Prompt >> Pull every line containing "mensal" from the entries.

-- Given records start --

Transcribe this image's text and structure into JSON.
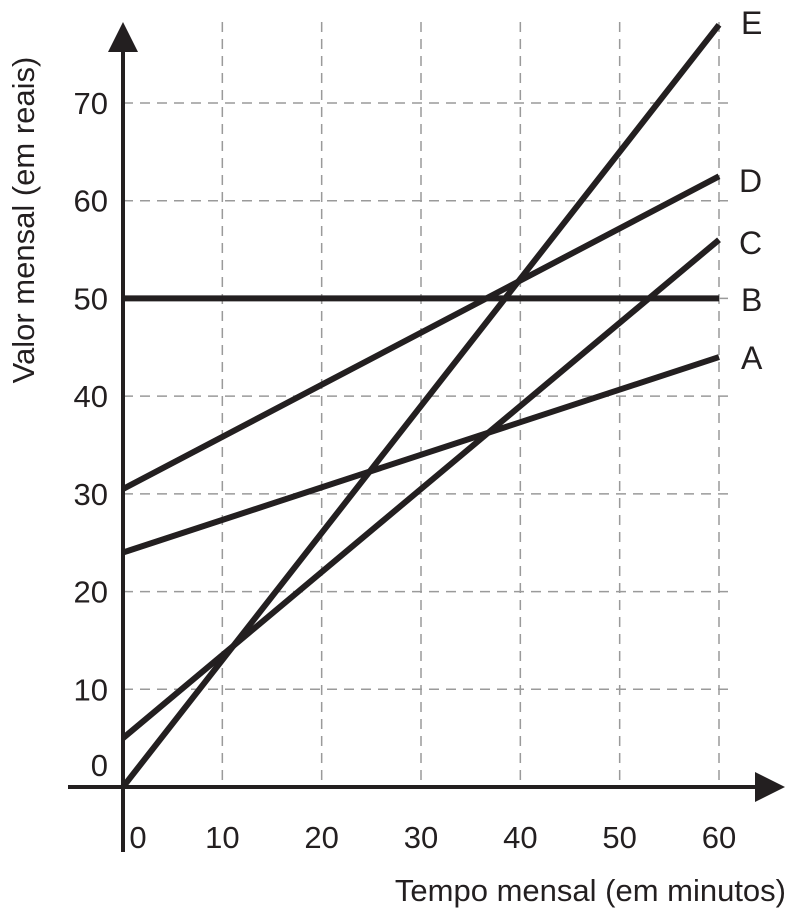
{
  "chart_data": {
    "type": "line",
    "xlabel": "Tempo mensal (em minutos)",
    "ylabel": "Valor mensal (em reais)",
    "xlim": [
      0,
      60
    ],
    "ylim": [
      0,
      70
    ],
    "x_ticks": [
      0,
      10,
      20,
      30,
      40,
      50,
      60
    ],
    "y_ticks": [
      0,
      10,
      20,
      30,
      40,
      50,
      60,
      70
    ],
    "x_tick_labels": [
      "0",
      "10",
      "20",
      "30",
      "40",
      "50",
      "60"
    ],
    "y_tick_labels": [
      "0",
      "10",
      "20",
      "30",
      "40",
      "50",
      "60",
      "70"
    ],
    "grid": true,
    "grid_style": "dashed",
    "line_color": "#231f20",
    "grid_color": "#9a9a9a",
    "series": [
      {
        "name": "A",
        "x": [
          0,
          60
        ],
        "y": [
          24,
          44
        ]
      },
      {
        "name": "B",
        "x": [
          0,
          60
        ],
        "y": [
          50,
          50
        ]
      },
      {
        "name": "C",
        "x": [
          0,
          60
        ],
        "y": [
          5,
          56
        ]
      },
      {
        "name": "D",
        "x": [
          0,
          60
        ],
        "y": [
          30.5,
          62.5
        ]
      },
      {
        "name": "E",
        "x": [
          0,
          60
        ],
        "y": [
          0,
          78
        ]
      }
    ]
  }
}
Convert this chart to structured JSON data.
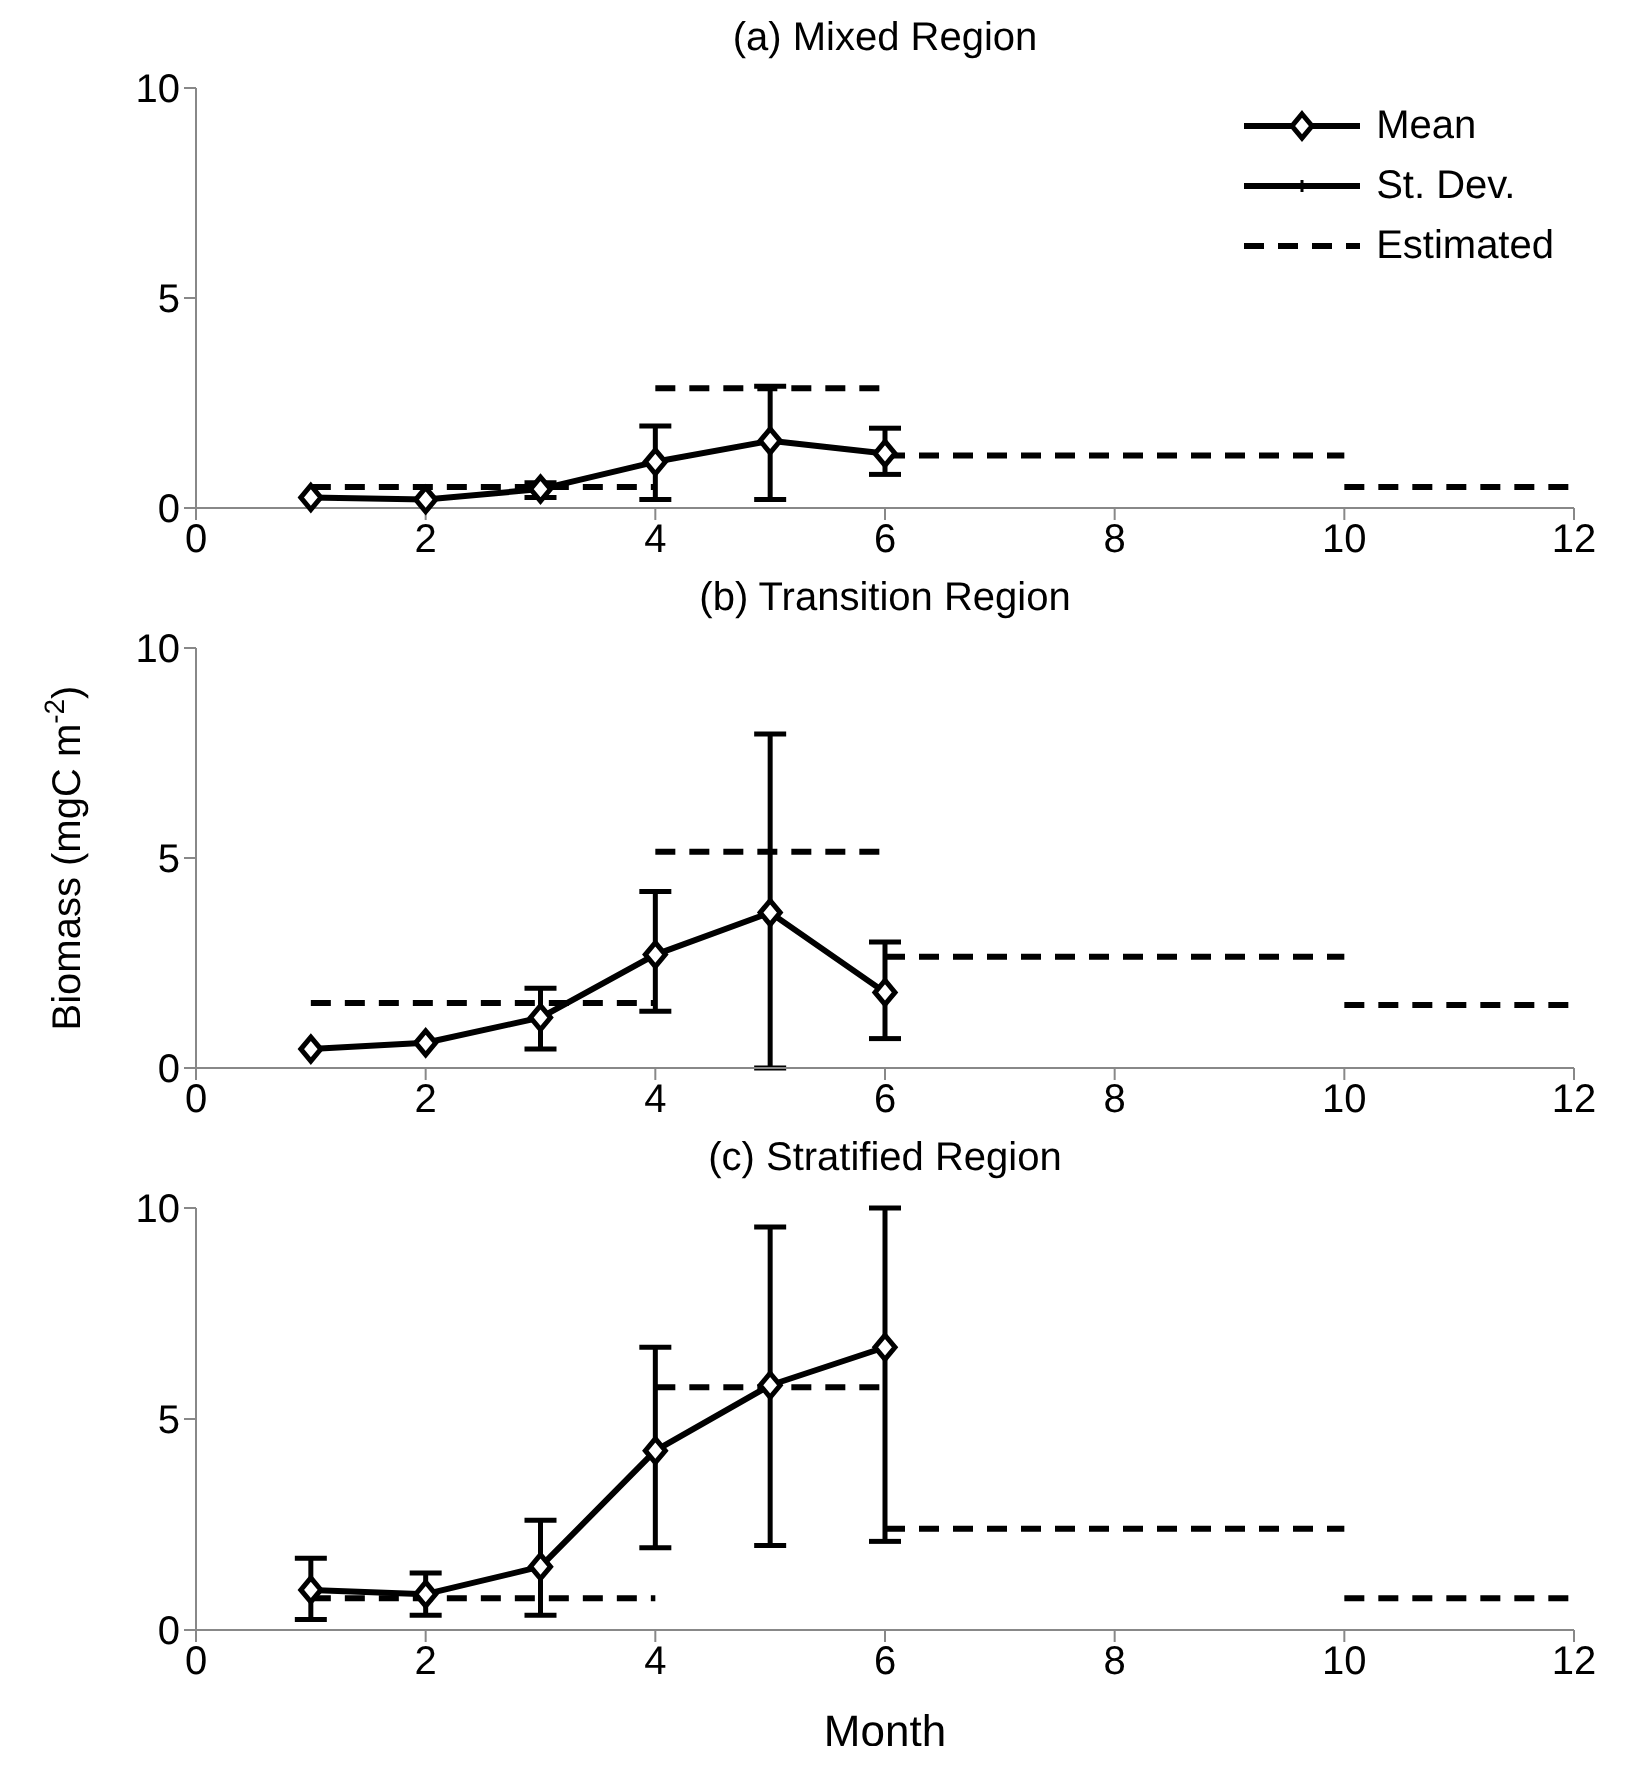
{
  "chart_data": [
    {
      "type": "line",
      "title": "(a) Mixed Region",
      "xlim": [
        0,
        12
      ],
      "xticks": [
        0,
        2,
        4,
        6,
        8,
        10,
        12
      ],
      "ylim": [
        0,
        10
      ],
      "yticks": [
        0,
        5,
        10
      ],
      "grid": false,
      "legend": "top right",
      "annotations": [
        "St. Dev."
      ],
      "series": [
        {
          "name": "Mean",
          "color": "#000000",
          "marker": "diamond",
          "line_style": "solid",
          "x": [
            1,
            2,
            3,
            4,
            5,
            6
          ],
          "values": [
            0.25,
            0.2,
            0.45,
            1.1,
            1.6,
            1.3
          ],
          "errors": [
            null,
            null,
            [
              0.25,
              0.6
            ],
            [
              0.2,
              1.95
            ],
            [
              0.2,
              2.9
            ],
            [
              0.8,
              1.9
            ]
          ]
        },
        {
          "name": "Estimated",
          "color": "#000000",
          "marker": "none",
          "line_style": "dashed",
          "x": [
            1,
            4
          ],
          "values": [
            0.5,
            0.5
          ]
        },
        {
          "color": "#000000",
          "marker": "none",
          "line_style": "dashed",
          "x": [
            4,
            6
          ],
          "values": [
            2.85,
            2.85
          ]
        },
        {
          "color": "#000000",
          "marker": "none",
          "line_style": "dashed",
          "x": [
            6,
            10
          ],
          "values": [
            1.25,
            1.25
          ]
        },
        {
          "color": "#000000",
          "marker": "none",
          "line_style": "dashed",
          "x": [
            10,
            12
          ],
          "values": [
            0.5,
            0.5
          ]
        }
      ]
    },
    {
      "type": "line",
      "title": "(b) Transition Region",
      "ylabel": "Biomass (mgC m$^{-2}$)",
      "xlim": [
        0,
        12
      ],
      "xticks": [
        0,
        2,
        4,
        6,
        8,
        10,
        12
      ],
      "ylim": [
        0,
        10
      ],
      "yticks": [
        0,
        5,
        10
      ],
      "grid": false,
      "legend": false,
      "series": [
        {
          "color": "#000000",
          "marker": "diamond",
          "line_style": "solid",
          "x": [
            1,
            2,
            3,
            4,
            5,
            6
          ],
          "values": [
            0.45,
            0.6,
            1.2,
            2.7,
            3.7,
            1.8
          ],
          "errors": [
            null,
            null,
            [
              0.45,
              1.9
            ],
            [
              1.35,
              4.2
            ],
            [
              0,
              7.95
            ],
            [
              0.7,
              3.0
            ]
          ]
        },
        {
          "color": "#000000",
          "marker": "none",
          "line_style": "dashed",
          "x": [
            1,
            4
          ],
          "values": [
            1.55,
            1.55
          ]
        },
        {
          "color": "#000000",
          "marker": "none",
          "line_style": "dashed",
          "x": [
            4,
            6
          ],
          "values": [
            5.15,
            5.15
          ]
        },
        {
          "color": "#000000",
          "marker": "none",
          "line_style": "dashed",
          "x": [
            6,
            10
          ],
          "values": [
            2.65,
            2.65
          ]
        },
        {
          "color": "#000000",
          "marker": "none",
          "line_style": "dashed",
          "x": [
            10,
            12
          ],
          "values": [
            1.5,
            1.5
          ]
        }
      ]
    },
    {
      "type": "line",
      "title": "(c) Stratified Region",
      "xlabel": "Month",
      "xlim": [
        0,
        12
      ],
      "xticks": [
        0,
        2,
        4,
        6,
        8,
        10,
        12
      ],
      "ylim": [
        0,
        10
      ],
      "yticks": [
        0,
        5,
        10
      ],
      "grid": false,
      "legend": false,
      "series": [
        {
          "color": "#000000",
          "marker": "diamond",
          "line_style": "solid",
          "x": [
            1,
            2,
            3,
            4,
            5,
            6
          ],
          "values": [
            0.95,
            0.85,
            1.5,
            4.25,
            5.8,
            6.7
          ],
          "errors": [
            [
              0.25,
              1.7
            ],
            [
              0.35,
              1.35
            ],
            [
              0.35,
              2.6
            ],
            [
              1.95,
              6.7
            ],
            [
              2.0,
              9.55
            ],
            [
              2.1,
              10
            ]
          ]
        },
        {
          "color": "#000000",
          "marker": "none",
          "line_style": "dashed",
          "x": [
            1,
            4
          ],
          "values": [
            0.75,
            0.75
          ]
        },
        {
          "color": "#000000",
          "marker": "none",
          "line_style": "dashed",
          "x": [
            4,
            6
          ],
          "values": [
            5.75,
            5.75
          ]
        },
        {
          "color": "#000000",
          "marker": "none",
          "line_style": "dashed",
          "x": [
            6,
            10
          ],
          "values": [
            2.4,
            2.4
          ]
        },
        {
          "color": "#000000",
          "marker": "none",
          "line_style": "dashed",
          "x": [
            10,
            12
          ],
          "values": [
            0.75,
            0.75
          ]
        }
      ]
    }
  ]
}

-- Given records end --
-- Given records start --

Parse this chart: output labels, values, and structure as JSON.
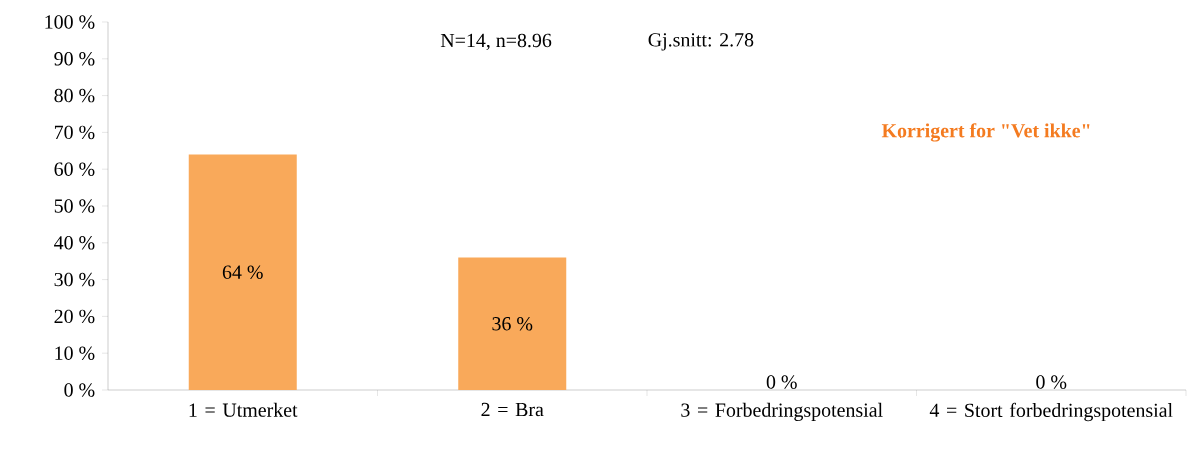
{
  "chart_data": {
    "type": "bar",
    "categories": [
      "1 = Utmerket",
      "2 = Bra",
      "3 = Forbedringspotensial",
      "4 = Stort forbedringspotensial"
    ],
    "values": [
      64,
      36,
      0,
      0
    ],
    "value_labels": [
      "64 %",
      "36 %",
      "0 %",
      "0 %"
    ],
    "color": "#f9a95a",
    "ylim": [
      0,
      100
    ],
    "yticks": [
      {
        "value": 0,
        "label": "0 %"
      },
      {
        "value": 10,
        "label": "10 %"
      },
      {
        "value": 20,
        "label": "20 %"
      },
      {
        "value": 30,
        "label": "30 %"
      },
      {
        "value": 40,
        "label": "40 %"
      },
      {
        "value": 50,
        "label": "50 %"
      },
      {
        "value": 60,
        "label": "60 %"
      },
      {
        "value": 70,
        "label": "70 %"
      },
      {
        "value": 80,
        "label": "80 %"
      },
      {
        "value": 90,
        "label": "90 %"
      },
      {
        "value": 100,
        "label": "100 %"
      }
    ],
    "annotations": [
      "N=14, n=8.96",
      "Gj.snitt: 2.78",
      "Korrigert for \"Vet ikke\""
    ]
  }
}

-- Given records end --

The completed task >>
    "xlabel": "Tempo mensal (em minutos)",
    "ylabel": "Valor mensal (em reais)",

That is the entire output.